>> Start

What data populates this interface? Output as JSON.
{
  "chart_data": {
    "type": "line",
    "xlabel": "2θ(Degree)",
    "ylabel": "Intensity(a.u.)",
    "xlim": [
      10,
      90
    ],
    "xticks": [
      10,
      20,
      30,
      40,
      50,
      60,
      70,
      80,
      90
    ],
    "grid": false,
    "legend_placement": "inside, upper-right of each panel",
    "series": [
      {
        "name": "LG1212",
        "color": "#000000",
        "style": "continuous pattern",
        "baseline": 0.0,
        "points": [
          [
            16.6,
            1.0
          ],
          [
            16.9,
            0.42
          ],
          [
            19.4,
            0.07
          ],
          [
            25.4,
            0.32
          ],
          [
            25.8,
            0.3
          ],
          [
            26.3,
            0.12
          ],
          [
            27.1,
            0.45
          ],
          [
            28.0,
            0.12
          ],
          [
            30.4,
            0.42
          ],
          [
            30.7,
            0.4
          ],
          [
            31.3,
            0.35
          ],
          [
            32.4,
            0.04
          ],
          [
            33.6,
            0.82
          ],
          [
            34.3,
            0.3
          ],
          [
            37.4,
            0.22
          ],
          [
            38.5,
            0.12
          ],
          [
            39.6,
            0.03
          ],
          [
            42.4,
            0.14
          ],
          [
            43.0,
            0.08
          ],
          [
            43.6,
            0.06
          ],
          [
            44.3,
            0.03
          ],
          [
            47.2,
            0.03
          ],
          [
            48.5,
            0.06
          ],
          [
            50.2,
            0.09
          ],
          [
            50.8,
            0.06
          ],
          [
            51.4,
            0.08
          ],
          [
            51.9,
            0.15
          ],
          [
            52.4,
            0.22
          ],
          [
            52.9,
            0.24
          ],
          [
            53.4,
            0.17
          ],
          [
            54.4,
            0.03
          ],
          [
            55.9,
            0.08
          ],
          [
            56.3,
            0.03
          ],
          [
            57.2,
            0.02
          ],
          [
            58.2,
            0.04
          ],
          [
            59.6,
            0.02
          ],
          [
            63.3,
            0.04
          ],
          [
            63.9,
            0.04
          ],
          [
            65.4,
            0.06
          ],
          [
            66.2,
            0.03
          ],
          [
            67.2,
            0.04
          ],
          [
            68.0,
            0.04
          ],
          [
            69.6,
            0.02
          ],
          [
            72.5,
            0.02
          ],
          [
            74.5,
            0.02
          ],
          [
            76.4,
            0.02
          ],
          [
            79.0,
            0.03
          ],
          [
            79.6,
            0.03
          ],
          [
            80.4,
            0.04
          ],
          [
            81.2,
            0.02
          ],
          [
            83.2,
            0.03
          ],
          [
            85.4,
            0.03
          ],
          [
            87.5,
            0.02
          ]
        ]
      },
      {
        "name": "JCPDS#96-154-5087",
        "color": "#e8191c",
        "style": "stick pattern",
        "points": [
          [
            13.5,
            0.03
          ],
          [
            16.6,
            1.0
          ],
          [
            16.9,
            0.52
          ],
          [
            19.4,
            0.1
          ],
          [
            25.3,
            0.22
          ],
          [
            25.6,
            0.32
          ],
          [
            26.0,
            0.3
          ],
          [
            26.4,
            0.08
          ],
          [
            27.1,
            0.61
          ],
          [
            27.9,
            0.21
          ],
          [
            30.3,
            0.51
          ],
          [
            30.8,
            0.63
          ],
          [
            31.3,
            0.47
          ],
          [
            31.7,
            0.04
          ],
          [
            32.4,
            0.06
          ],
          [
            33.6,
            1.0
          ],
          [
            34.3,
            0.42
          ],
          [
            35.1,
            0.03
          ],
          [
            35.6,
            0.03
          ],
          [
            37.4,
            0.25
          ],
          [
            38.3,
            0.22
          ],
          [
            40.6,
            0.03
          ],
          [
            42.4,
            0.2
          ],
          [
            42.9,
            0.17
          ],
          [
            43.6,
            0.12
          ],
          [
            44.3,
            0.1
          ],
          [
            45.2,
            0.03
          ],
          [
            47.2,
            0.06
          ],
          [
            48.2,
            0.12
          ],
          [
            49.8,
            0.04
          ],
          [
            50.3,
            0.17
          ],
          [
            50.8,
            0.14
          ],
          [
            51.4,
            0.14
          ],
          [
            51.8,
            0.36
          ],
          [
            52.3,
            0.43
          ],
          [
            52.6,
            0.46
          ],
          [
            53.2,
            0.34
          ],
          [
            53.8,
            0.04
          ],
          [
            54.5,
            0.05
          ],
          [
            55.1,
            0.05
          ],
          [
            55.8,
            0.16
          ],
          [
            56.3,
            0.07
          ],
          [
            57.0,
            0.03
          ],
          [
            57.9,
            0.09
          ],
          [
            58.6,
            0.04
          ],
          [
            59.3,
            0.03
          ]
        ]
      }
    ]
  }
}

>> End

▶ WHAT NEEDS TO BE DONE
Find every line in the records above that contains the word "pattern", and copy each one.

▶ SOLVED EXERCISE
        "style": "continuous pattern",
        "style": "stick pattern",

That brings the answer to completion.